§ Stated task
Write out each line exactly as it stands, please.
[Begin]
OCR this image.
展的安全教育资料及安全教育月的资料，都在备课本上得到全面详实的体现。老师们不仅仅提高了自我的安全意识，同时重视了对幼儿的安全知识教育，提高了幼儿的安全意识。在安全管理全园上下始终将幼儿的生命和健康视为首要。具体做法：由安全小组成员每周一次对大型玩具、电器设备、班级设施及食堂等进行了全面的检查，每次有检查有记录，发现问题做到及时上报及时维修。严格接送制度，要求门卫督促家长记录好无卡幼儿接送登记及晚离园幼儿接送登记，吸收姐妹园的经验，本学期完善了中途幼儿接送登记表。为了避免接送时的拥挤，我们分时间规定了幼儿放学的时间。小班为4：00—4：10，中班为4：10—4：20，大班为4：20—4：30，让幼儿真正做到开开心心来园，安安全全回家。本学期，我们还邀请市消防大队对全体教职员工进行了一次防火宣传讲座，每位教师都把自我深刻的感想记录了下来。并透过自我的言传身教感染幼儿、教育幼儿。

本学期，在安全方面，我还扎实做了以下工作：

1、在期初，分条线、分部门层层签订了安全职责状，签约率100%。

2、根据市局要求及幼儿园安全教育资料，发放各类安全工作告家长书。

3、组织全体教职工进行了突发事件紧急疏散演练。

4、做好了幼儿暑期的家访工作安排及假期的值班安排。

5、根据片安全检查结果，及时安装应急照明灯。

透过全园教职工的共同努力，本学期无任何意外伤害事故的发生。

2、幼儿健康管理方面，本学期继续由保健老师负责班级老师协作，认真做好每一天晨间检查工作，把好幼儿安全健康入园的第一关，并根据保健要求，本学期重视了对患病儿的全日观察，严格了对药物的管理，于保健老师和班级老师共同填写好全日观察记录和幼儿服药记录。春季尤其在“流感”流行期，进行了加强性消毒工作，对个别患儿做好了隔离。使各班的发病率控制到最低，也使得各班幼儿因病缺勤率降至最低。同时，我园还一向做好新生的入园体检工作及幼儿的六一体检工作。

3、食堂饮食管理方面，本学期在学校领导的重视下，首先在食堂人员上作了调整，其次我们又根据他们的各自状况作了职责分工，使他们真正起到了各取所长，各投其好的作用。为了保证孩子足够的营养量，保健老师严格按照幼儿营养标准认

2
[End]
§ Response to the task
OCR this image.
展的安全教育资料及安全教育月的资料，都在备课本上得到全面详实的体现。老师们不仅仅提高了自我的安全意识，同时重视了对幼儿的安全知识教育，提高了幼儿的安全意识。在安全管理全园上下始终将幼儿的生命和健康视为首要。具体做法：由安全小组成员每周一次对大型玩具、电器设备、班级设施及食堂等进行了全面的检查，每次有检查有记录，发现问题做到及时上报及时维修。严格接送制度，要求门卫督促家长记录好无卡幼儿接送登记及晚离园幼儿接送登记，吸收姐妹园的经验，本学期完善了中途幼儿接送登记表。为了避免接送时的拥挤，我们分时间规定了幼儿放学的时间。小班为4：00—4：10，中班为4：10—4：20，大班为4：20—4：30，让幼儿真正做到开开心心来园，安安全全回家。本学期，我们还邀请市消防大队对全体教职员工进行了一次防火宣传讲座，每位教师都把自我深刻的感想记录了下来。并透过自我的言传身教感染幼儿、教育幼儿。

本学期，在安全方面，我还扎实做了以下工作：

1、在期初，分条线、分部门层层签订了安全职责状，签约率100%。

2、根据市局要求及幼儿园安全教育资料，发放各类安全工作告家长书。

3、组织全体教职工进行了突发事件紧急疏散演练。

4、做好了幼儿暑期的家访工作安排及假期的值班安排。

5、根据片安全检查结果，及时安装应急照明灯。

透过全园教职工的共同努力，本学期无任何意外伤害事故的发生。

2、幼儿健康管理方面，本学期继续由保健老师负责班级老师协作，认真做好每一天晨间检查工作，把好幼儿安全健康入园的第一关，并根据保健要求，本学期重视了对患病儿的全日观察，严格了对药物的管理，于保健老师和班级老师共同填写好全日观察记录和幼儿服药记录。春季尤其在“流感”流行期，进行了加强性消毒工作，对个别患儿做好了隔离。使各班的发病率控制到最低，也使得各班幼儿因病缺勤率降至最低。同时，我园还一向做好新生的入园体检工作及幼儿的六一体检工作。

3、食堂饮食管理方面，本学期在学校领导的重视下，首先在食堂人员上作了调整，其次我们又根据他们的各自状况作了职责分工，使他们真正起到了各取所长，各投其好的作用。为了保证孩子足够的营养量，保健老师严格按照幼儿营养标准认

2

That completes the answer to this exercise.